■ **Stored data**:
-- begin --

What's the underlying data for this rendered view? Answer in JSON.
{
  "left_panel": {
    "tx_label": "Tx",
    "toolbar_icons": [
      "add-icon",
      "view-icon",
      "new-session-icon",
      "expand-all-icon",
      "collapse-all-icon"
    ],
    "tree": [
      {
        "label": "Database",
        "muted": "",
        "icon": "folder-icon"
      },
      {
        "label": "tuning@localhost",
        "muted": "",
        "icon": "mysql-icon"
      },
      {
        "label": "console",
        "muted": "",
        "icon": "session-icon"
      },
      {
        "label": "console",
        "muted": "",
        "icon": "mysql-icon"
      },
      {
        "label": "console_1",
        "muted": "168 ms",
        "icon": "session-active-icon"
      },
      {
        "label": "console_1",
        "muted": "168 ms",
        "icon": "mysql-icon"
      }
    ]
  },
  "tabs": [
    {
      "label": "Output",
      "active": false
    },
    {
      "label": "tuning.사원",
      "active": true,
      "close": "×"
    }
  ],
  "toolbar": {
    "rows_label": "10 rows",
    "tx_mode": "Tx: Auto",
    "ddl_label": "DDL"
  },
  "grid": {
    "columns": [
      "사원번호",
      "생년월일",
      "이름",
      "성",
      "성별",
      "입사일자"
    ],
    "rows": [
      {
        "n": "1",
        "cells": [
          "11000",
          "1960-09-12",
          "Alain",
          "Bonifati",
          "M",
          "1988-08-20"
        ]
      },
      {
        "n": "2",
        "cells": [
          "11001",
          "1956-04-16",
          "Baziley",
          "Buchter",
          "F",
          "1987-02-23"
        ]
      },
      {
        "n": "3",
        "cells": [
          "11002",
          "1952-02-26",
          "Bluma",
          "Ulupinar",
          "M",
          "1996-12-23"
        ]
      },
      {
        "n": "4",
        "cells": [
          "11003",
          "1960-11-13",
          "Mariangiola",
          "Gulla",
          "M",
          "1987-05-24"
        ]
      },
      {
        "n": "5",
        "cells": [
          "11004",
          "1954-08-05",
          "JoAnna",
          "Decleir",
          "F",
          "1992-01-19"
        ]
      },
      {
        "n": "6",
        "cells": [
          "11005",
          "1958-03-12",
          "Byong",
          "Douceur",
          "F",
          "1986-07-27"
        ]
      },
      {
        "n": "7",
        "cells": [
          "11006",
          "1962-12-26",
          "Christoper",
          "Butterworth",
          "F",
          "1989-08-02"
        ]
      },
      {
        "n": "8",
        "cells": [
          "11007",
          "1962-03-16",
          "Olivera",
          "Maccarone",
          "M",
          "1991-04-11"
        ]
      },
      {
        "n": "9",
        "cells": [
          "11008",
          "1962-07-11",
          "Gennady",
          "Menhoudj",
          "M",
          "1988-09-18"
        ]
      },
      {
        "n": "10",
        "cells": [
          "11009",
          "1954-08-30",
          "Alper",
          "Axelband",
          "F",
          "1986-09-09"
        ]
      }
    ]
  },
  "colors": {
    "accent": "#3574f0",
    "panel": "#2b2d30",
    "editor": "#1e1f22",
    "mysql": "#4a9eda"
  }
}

-- end --

■ **Goal of the exercise**:
Each line in the entries above that includes the string "active" should be extracted.

■ **In response**:
        "icon": "session-active-icon"
      "active": false
      "active": true,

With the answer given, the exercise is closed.